What to do:
For the material that follows, list every line containing the word "классов".

[Saved data entries]
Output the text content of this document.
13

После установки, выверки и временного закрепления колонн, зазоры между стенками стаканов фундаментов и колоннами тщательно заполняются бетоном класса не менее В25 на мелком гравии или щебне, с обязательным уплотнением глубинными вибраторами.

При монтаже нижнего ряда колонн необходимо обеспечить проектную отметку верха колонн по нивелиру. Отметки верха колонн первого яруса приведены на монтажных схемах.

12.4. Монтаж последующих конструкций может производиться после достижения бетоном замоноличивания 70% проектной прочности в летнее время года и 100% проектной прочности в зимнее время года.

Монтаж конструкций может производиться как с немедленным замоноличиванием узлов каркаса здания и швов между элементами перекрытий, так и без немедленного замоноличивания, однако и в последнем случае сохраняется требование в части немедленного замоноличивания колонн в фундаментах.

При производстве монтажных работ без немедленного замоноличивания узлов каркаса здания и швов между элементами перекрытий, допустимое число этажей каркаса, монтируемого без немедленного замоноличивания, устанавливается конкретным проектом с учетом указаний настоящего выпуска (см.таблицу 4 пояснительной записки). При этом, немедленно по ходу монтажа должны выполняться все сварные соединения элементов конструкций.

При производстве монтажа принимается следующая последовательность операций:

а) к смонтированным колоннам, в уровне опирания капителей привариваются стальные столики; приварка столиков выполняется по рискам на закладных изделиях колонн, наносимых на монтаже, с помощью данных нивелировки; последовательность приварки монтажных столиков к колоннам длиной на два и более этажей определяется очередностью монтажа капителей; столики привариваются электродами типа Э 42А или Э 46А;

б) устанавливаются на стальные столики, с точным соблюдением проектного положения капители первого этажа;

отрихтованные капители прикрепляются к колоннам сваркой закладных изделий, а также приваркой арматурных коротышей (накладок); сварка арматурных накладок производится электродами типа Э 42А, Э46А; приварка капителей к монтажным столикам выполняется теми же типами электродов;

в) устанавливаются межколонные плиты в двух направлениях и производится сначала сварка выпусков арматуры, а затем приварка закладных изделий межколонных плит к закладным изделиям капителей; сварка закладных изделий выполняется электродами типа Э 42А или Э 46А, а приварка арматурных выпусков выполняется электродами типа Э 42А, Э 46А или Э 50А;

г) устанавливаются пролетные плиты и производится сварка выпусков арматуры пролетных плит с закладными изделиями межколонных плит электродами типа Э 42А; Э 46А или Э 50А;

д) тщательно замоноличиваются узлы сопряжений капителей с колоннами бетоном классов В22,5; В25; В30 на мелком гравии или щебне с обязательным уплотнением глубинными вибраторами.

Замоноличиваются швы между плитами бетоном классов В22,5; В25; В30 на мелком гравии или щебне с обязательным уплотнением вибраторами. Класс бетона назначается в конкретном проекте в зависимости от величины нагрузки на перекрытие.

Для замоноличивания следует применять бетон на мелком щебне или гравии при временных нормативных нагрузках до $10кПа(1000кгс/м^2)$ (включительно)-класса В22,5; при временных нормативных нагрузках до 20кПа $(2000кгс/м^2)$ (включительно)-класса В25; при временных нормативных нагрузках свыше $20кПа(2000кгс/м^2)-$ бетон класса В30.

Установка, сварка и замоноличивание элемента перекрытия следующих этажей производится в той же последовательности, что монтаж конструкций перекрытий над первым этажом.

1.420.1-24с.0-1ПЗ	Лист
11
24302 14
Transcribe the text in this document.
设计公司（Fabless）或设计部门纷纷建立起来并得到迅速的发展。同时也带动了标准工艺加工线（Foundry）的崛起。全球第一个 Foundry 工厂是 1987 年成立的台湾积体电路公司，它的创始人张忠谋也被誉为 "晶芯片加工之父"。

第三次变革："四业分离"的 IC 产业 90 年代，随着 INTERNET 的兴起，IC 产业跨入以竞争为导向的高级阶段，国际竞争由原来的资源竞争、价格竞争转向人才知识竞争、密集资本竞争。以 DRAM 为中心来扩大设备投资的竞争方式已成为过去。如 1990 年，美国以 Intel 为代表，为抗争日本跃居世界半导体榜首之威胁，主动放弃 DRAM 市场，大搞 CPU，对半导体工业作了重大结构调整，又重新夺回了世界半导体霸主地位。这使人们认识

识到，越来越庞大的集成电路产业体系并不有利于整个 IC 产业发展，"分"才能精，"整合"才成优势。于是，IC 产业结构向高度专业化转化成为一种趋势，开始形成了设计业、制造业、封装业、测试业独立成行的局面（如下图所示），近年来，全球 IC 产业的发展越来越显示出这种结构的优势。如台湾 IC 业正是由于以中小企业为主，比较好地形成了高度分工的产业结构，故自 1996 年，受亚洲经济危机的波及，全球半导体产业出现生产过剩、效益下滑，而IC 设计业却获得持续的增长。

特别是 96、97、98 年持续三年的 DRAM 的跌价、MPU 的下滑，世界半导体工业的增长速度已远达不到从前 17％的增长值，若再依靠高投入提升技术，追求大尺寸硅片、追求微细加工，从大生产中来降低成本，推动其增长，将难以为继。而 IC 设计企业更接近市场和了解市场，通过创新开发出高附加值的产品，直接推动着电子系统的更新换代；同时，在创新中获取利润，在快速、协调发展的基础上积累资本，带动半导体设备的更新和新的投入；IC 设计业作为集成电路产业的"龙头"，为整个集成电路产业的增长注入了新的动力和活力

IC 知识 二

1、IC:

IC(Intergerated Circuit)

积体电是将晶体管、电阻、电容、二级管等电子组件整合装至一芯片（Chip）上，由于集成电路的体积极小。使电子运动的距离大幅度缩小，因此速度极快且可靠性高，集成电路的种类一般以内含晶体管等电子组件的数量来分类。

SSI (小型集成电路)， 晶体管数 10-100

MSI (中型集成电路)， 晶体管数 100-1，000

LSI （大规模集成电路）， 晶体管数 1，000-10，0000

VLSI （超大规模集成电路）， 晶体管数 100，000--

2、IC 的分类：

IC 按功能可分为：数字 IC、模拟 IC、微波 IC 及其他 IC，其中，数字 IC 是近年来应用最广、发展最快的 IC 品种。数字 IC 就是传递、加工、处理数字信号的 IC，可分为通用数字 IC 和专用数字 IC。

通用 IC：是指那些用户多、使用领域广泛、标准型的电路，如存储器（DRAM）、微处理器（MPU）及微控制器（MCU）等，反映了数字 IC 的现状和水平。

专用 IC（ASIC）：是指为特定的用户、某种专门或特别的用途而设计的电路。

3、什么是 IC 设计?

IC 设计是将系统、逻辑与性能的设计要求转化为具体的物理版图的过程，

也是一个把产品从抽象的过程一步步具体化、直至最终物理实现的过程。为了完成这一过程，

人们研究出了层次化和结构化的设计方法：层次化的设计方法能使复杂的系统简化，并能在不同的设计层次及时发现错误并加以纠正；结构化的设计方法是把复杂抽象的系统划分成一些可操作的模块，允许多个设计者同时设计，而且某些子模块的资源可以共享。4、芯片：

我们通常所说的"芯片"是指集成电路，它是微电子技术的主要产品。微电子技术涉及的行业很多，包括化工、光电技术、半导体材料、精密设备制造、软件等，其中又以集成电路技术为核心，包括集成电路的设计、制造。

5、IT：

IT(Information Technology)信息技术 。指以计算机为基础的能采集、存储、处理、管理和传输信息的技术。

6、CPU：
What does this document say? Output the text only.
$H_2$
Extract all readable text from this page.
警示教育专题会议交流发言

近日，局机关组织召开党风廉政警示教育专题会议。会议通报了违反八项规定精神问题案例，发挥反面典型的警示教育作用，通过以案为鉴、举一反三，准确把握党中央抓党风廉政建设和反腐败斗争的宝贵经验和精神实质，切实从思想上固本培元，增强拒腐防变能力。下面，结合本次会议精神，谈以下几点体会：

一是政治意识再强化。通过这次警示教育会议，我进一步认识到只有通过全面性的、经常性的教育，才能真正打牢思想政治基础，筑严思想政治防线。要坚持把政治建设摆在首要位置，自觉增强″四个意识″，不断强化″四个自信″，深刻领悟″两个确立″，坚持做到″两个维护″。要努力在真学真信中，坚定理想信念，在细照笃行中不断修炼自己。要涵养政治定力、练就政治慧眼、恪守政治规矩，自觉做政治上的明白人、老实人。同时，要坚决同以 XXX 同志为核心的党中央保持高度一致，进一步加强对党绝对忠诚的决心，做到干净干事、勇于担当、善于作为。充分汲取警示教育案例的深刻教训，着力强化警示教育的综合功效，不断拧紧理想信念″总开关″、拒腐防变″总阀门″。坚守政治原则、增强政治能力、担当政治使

Reply to the exercise:
д) тщательно замоноличиваются узлы сопряжений капителей с колоннами бетоном классов В22,5; В25; В30 на мелком гравии или щебне с обязательным уплотнением глубинными вибраторами.
Замоноличиваются швы между плитами бетоном классов В22,5; В25; В30 на мелком гравии или щебне с обязательным уплотнением вибраторами. Класс бетона назначается в конкретном проекте в зависимости от величины нагрузки на перекрытие.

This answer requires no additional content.